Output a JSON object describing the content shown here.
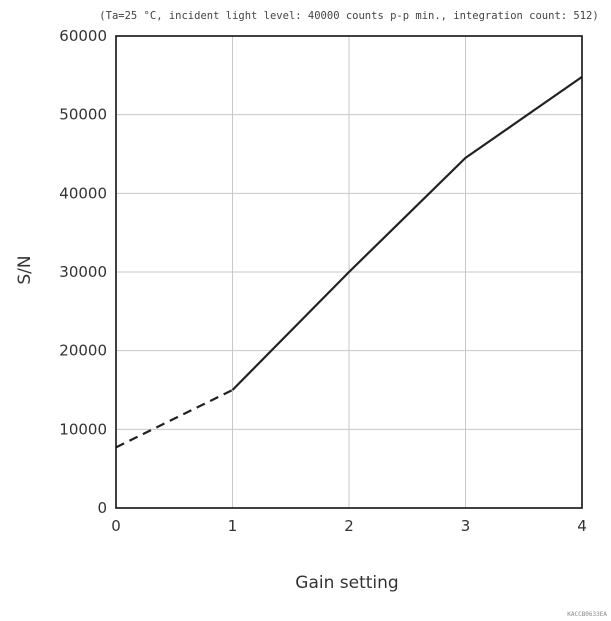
{
  "chart_data": {
    "type": "line",
    "title": "(Ta=25 °C, incident light level: 40000 counts p-p min., integration count: 512)",
    "xlabel": "Gain setting",
    "ylabel": "S/N",
    "xlim": [
      0,
      4
    ],
    "ylim": [
      0,
      60000
    ],
    "xticks": [
      0,
      1,
      2,
      3,
      4
    ],
    "yticks": [
      0,
      10000,
      20000,
      30000,
      40000,
      50000,
      60000
    ],
    "xtick_labels": [
      "0",
      "1",
      "2",
      "3",
      "4"
    ],
    "ytick_labels": [
      "0",
      "10000",
      "20000",
      "30000",
      "40000",
      "50000",
      "60000"
    ],
    "grid": true,
    "legend": "none",
    "series": [
      {
        "style": "dashed",
        "x": [
          0,
          1
        ],
        "y": [
          7700,
          15000
        ]
      },
      {
        "style": "solid",
        "x": [
          1,
          2,
          3,
          4
        ],
        "y": [
          15000,
          30000,
          44500,
          54800
        ]
      }
    ],
    "colors": {
      "line": "#222222",
      "grid": "#c8c8c8",
      "frame": "#111111"
    }
  },
  "footer": {
    "code": "KACCB0633EA"
  }
}
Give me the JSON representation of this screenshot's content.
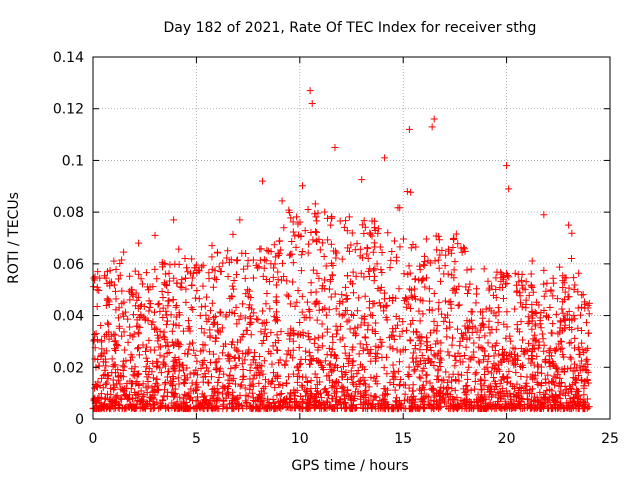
{
  "chart_data": {
    "type": "scatter",
    "title": "Day 182 of 2021, Rate Of TEC Index for receiver sthg",
    "xlabel": "GPS time / hours",
    "ylabel": "ROTI / TECUs",
    "xlim": [
      0,
      25
    ],
    "ylim": [
      0,
      0.14
    ],
    "xticks": [
      0,
      5,
      10,
      15,
      20,
      25
    ],
    "yticks": [
      0,
      0.02,
      0.04,
      0.06,
      0.08,
      0.1,
      0.12,
      0.14
    ],
    "xtick_labels": [
      "0",
      "5",
      "10",
      "15",
      "20",
      "25"
    ],
    "ytick_labels": [
      "0",
      "0.02",
      "0.04",
      "0.06",
      "0.08",
      "0.1",
      "0.12",
      "0.14"
    ],
    "grid": true,
    "marker": "+",
    "series": [
      {
        "name": "ROTI",
        "color": "#ff0000",
        "x_range": [
          0,
          24
        ],
        "description_points": [
          {
            "x": 10.5,
            "y": 0.127
          },
          {
            "x": 10.6,
            "y": 0.122
          },
          {
            "x": 16.5,
            "y": 0.116
          },
          {
            "x": 16.4,
            "y": 0.113
          },
          {
            "x": 15.3,
            "y": 0.112
          },
          {
            "x": 11.7,
            "y": 0.105
          },
          {
            "x": 14.1,
            "y": 0.101
          },
          {
            "x": 20.0,
            "y": 0.098
          },
          {
            "x": 8.2,
            "y": 0.092
          },
          {
            "x": 20.1,
            "y": 0.089
          },
          {
            "x": 15.2,
            "y": 0.088
          },
          {
            "x": 10.4,
            "y": 0.081
          },
          {
            "x": 21.8,
            "y": 0.079
          },
          {
            "x": 7.1,
            "y": 0.077
          },
          {
            "x": 3.9,
            "y": 0.077
          },
          {
            "x": 23.0,
            "y": 0.075
          },
          {
            "x": 3.0,
            "y": 0.071
          },
          {
            "x": 0.7,
            "y": 0.057
          },
          {
            "x": 0.1,
            "y": 0.055
          }
        ]
      }
    ]
  }
}
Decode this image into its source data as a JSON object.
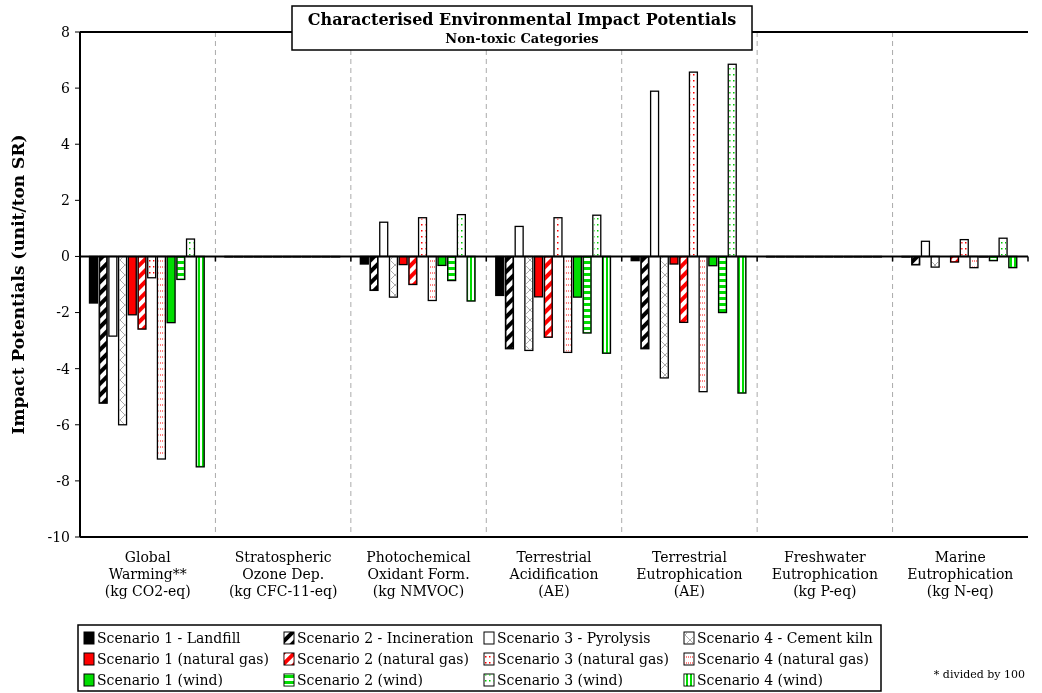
{
  "chart_data": {
    "type": "bar",
    "title": "Characterised Environmental Impact Potentials",
    "subtitle": "Non-toxic Categories",
    "ylabel": "Impact Potentials (unit/ton SR)",
    "categories": [
      "Global\nWarming**\n(kg CO2-eq)",
      "Stratospheric\nOzone Dep.\n(kg CFC-11-eq)",
      "Photochemical\nOxidant Form.\n(kg NMVOC)",
      "Terrestrial\nAcidification\n(AE)",
      "Terrestrial\nEutrophication\n(AE)",
      "Freshwater\nEutrophication\n(kg P-eq)",
      "Marine\nEutrophication\n(kg N-eq)"
    ],
    "series": [
      {
        "name": "Scenario 1 - Landfill",
        "color": "#000000",
        "values": [
          -1.66,
          0,
          -0.27,
          -1.39,
          -0.15,
          0,
          -0.02
        ]
      },
      {
        "name": "Scenario 2 - Incineration",
        "color": "#000000",
        "values": [
          -5.23,
          0,
          -1.21,
          -3.29,
          -3.29,
          0,
          -0.3
        ]
      },
      {
        "name": "Scenario 3 - Pyrolysis",
        "color": "#ffffff",
        "values": [
          -2.84,
          0,
          1.22,
          1.07,
          5.89,
          0,
          0.54
        ]
      },
      {
        "name": "Scenario 4 - Cement kiln",
        "color": "#ffffff",
        "values": [
          -6.0,
          0,
          -1.45,
          -3.35,
          -4.33,
          0,
          -0.38
        ]
      },
      {
        "name": "Scenario 1 (natural gas)",
        "color": "#ff0000",
        "values": [
          -2.08,
          0,
          -0.29,
          -1.44,
          -0.27,
          0,
          null
        ]
      },
      {
        "name": "Scenario 2 (natural gas)",
        "color": "#ff0000",
        "values": [
          -2.59,
          0,
          -1.0,
          -2.88,
          -2.35,
          0,
          -0.2
        ]
      },
      {
        "name": "Scenario 3 (natural gas)",
        "color": "#ffffff",
        "values": [
          -0.76,
          0,
          1.38,
          1.38,
          6.57,
          0,
          0.6
        ]
      },
      {
        "name": "Scenario 4 (natural gas)",
        "color": "#ffffff",
        "values": [
          -7.22,
          0,
          -1.57,
          -3.42,
          -4.82,
          0,
          -0.4
        ]
      },
      {
        "name": "Scenario 1 (wind)",
        "color": "#00dd00",
        "values": [
          -2.36,
          0,
          -0.32,
          -1.45,
          -0.33,
          0,
          -0.02
        ]
      },
      {
        "name": "Scenario 2 (wind)",
        "color": "#00dd00",
        "values": [
          -0.82,
          0,
          -0.86,
          -2.73,
          -2.0,
          0,
          -0.15
        ]
      },
      {
        "name": "Scenario 3 (wind)",
        "color": "#ffffff",
        "values": [
          0.62,
          0,
          1.49,
          1.47,
          6.85,
          0,
          0.65
        ]
      },
      {
        "name": "Scenario 4 (wind)",
        "color": "#00dd00",
        "values": [
          -7.5,
          0,
          -1.59,
          -3.45,
          -4.87,
          0,
          -0.4
        ]
      }
    ],
    "ylim": [
      -10,
      8
    ],
    "yticks": [
      -10,
      -8,
      -6,
      -4,
      -2,
      0,
      2,
      4,
      6,
      8
    ],
    "grid": "x",
    "legend": "bottom",
    "annotations": [
      "* divided by 100"
    ]
  }
}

· · · ·

Written problem:
Find the string "Terrestrial" in the records, then copy each line where it occurs.

Task response:
      "Terrestrial\nAcidification\n(AE)",
      "Terrestrial\nEutrophication\n(AE)",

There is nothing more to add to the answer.